Copy every line of the records below that holds the word "классификацию".

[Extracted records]
□ □ □ □

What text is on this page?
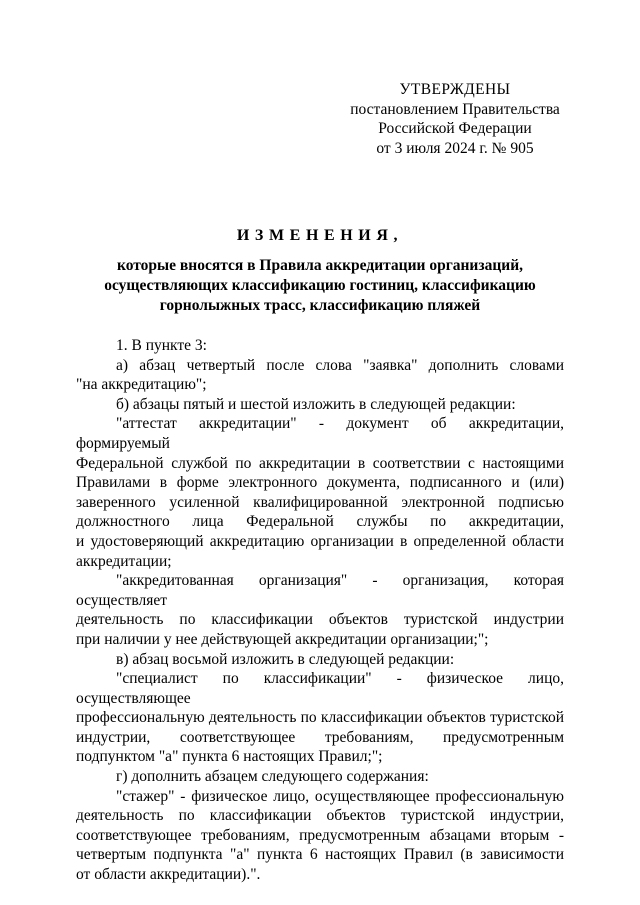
УТВЕРЖДЕНЫ
постановлением Правительства
Российской Федерации
от 3 июля 2024 г. № 905
ИЗМЕНЕНИЯ,
которые вносятся в Правила аккредитации организаций,
осуществляющих классификацию гостиниц, классификацию
горнолыжных трасс, классификацию пляжей

1. В пункте 3:

а) абзац четвертый после слова "заявка" дополнить словами
"на аккредитацию";

б) абзацы пятый и шестой изложить в следующей редакции:

"аттестат аккредитации" - документ об аккредитации, формируемый
Федеральной службой по аккредитации в соответствии с настоящими
Правилами в форме электронного документа, подписанного и (или)
заверенного усиленной квалифицированной электронной подписью
должностного лица Федеральной службы по аккредитации,
и удостоверяющий аккредитацию организации в определенной области
аккредитации;

"аккредитованная организация" - организация, которая осуществляет
деятельность по классификации объектов туристской индустрии
при наличии у нее действующей аккредитации организации;";

в) абзац восьмой изложить в следующей редакции:

"специалист по классификации" - физическое лицо, осуществляющее
профессиональную деятельность по классификации объектов туристской
индустрии, соответствующее требованиям, предусмотренным
подпунктом "а" пункта 6 настоящих Правил;";

г) дополнить абзацем следующего содержания:

"стажер" - физическое лицо, осуществляющее профессиональную
деятельность по классификации объектов туристской индустрии,
соответствующее требованиям, предусмотренным абзацами вторым -
четвертым подпункта "а" пункта 6 настоящих Правил (в зависимости
от области аккредитации).".
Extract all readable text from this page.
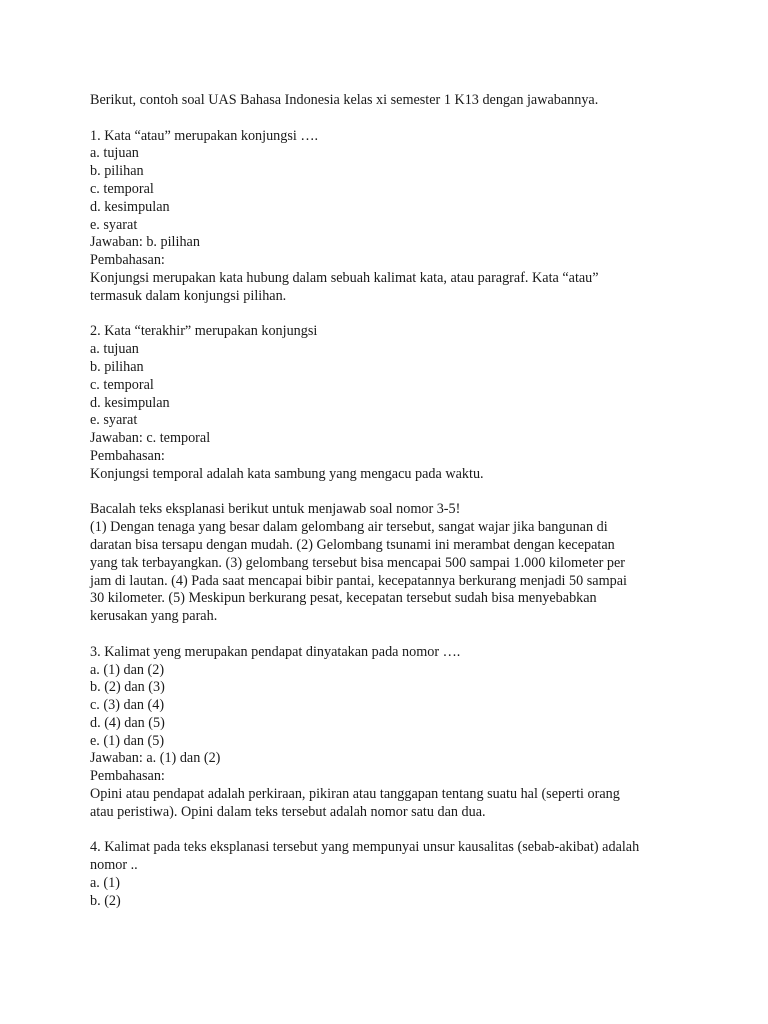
Berikut, contoh soal UAS Bahasa Indonesia kelas xi semester 1 K13 dengan jawabannya.
1. Kata “atau” merupakan konjungsi ….
a. tujuan
b. pilihan
c. temporal
d. kesimpulan
e. syarat
Jawaban: b. pilihan
Pembahasan:
Konjungsi merupakan kata hubung dalam sebuah kalimat kata, atau paragraf. Kata “atau”
termasuk dalam konjungsi pilihan.
2. Kata “terakhir” merupakan konjungsi
a. tujuan
b. pilihan
c. temporal
d. kesimpulan
e. syarat
Jawaban: c. temporal
Pembahasan:
Konjungsi temporal adalah kata sambung yang mengacu pada waktu.
Bacalah teks eksplanasi berikut untuk menjawab soal nomor 3-5!
(1) Dengan tenaga yang besar dalam gelombang air tersebut, sangat wajar jika bangunan di
daratan bisa tersapu dengan mudah. (2) Gelombang tsunami ini merambat dengan kecepatan
yang tak terbayangkan. (3) gelombang tersebut bisa mencapai 500 sampai 1.000 kilometer per
jam di lautan. (4) Pada saat mencapai bibir pantai, kecepatannya berkurang menjadi 50 sampai
30 kilometer. (5) Meskipun berkurang pesat, kecepatan tersebut sudah bisa menyebabkan
kerusakan yang parah.
3. Kalimat yeng merupakan pendapat dinyatakan pada nomor ….
a. (1) dan (2)
b. (2) dan (3)
c. (3) dan (4)
d. (4) dan (5)
e. (1) dan (5)
Jawaban: a. (1) dan (2)
Pembahasan:
Opini atau pendapat adalah perkiraan, pikiran atau tanggapan tentang suatu hal (seperti orang
atau peristiwa). Opini dalam teks tersebut adalah nomor satu dan dua.
4. Kalimat pada teks eksplanasi tersebut yang mempunyai unsur kausalitas (sebab-akibat) adalah
nomor ..
a. (1)
b. (2)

□ □ □ □

Correct result
осуществляющих классификацию гостиниц, классификацию
горнолыжных трасс, классификацию пляжей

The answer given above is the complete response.